__Task brief__
Pull out every line with the word "Heymann" from the entries below.

__Provided entries__
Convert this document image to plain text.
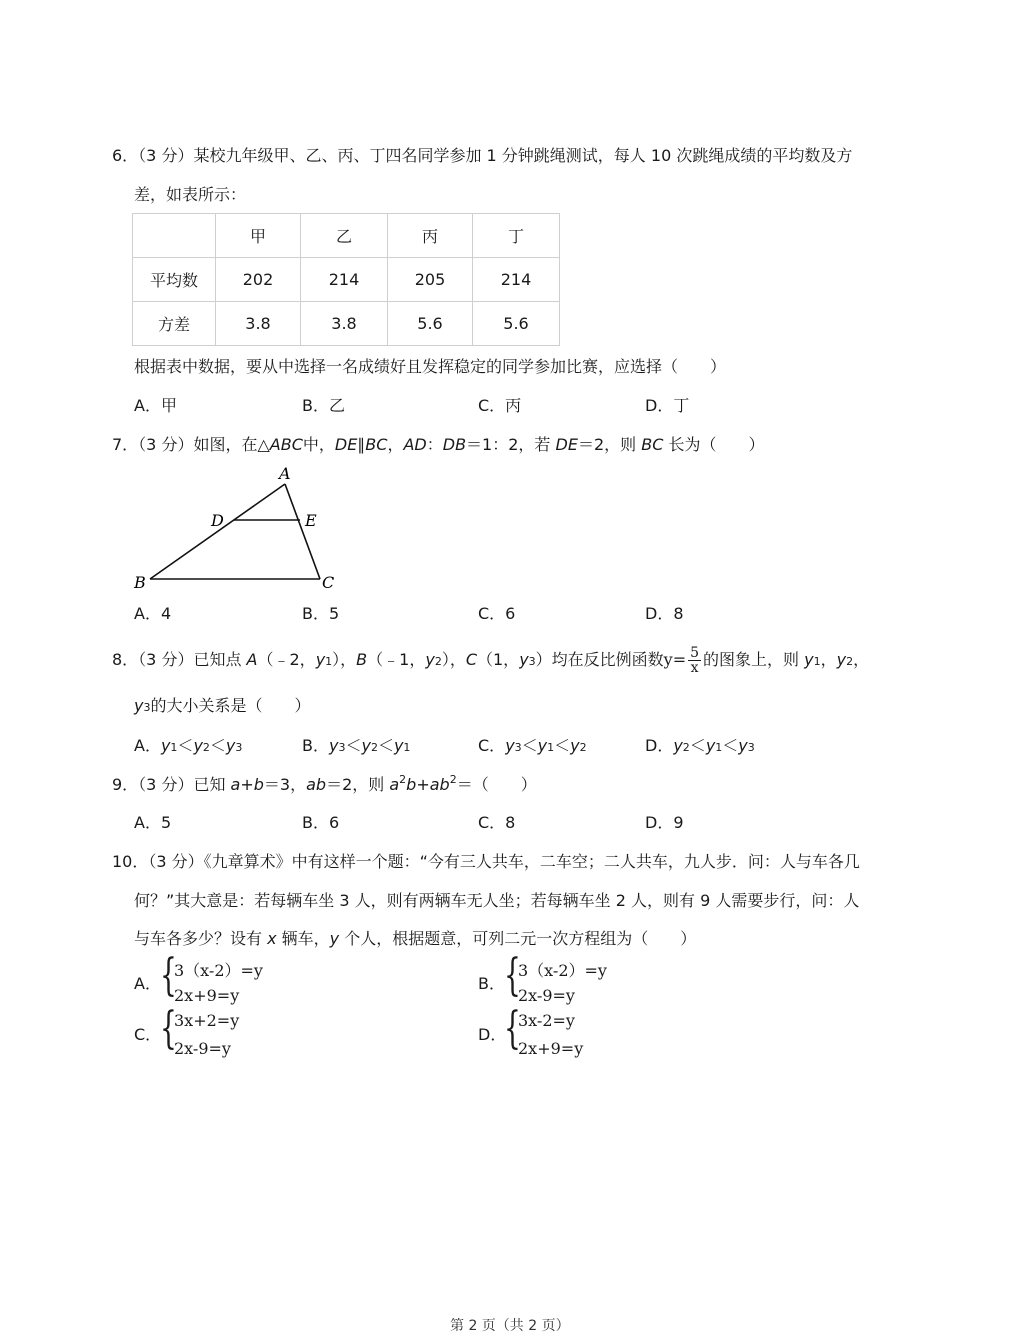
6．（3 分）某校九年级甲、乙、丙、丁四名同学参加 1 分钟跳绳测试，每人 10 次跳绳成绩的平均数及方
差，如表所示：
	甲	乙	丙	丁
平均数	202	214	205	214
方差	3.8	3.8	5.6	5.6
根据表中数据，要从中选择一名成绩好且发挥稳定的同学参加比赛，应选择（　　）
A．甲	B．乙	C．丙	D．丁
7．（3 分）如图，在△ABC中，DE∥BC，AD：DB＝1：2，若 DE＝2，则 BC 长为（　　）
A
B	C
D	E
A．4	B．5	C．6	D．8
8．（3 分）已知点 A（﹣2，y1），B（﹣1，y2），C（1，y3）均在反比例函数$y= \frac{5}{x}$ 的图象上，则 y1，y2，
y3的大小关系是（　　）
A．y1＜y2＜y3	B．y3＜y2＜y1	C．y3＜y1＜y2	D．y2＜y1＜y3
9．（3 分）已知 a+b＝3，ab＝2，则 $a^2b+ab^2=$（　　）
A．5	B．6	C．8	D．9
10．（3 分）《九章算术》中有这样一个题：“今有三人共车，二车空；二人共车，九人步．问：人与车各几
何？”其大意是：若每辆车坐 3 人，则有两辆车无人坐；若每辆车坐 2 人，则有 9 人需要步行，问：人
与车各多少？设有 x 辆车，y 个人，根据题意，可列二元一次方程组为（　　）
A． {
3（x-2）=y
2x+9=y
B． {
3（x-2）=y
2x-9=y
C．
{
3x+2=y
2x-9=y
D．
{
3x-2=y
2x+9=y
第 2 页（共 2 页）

* * *

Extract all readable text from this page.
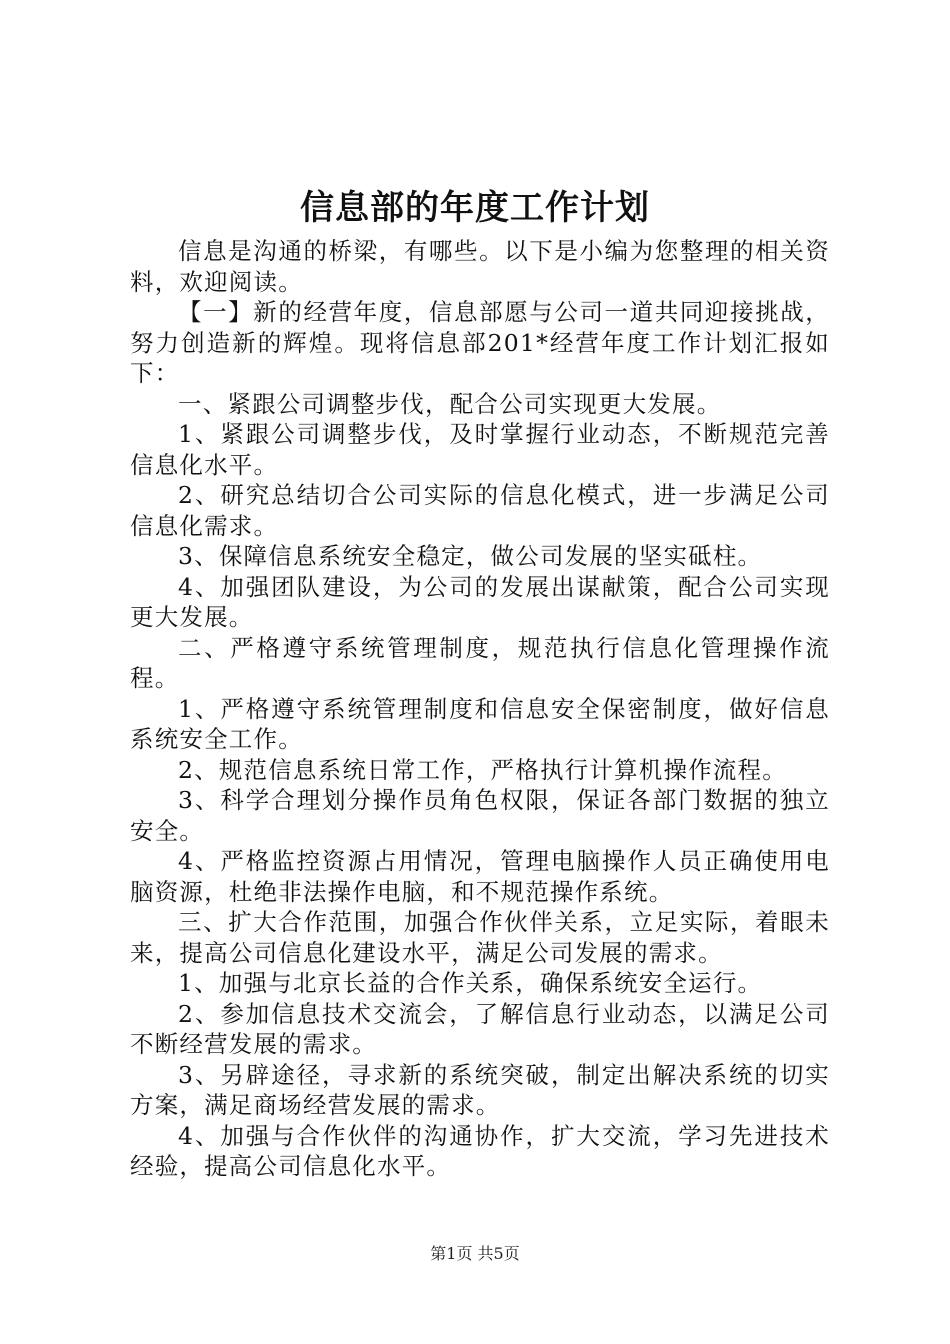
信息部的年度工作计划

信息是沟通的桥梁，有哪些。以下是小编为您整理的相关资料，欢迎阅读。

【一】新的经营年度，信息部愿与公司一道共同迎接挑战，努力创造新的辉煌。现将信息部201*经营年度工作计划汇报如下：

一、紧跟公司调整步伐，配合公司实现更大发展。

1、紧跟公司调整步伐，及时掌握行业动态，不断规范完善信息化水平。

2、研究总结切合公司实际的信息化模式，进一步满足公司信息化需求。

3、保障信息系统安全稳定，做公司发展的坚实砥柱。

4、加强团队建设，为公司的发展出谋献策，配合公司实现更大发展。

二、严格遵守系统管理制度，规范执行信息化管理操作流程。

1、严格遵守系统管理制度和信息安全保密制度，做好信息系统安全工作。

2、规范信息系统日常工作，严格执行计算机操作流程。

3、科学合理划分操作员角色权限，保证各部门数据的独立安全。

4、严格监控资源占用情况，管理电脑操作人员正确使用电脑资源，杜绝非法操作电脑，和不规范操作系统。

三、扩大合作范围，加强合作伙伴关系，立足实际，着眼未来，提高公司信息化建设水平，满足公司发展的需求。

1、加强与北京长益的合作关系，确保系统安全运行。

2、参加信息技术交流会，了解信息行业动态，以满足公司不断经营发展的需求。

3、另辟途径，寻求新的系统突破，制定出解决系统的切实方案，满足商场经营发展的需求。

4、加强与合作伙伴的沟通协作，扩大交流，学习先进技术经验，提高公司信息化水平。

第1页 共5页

* * *

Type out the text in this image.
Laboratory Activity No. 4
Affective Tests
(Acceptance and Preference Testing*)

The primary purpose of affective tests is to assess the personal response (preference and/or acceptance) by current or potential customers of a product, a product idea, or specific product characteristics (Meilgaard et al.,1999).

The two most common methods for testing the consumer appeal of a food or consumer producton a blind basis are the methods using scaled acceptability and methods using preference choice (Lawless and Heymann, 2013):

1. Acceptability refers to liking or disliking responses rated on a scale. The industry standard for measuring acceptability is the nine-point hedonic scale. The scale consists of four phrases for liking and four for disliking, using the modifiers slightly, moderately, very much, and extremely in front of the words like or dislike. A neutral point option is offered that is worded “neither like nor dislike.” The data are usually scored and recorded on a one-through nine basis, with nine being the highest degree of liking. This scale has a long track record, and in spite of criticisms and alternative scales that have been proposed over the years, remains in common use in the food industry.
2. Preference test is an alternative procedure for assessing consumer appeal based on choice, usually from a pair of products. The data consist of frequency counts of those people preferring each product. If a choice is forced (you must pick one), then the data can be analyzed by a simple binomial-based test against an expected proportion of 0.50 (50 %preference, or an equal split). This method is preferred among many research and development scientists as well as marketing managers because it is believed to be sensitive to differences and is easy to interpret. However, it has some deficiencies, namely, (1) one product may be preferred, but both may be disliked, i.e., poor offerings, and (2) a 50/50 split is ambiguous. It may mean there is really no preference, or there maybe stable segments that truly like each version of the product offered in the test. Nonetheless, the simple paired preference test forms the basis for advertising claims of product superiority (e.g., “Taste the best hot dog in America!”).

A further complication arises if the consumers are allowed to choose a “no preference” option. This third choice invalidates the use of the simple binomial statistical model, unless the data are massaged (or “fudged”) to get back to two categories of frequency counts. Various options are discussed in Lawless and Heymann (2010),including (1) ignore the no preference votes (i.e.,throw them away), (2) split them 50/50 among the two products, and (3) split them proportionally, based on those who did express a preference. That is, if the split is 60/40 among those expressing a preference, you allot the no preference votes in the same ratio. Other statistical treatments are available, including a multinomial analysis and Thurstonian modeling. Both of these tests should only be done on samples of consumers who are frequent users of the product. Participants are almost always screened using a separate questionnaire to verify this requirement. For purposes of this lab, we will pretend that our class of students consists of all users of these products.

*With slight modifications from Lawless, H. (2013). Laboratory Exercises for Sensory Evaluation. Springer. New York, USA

__Complete answer__
The two most common methods for testing the consumer appeal of a food or consumer producton a blind basis are the methods using scaled acceptability and methods using preference choice (Lawless and Heymann, 2013):
A further complication arises if the consumers are allowed to choose a “no preference” option. This third choice invalidates the use of the simple binomial statistical model, unless the data are massaged (or “fudged”) to get back to two categories of frequency counts. Various options are discussed in Lawless and Heymann (2010),including (1) ignore the no preference votes (i.e.,throw them away), (2) split them 50/50 among the two products, and (3) split them proportionally, based on those who did express a preference. That is, if the split is 60/40 among those expressing a preference, you allot the no preference votes in the same ratio. Other statistical treatments are available, including a multinomial analysis and Thurstonian modeling. Both of these tests should only be done on samples of consumers who are frequent users of the product. Participants are almost always screened using a separate questionnaire to verify this requirement. For purposes of this lab, we will pretend that our class of students consists of all users of these products.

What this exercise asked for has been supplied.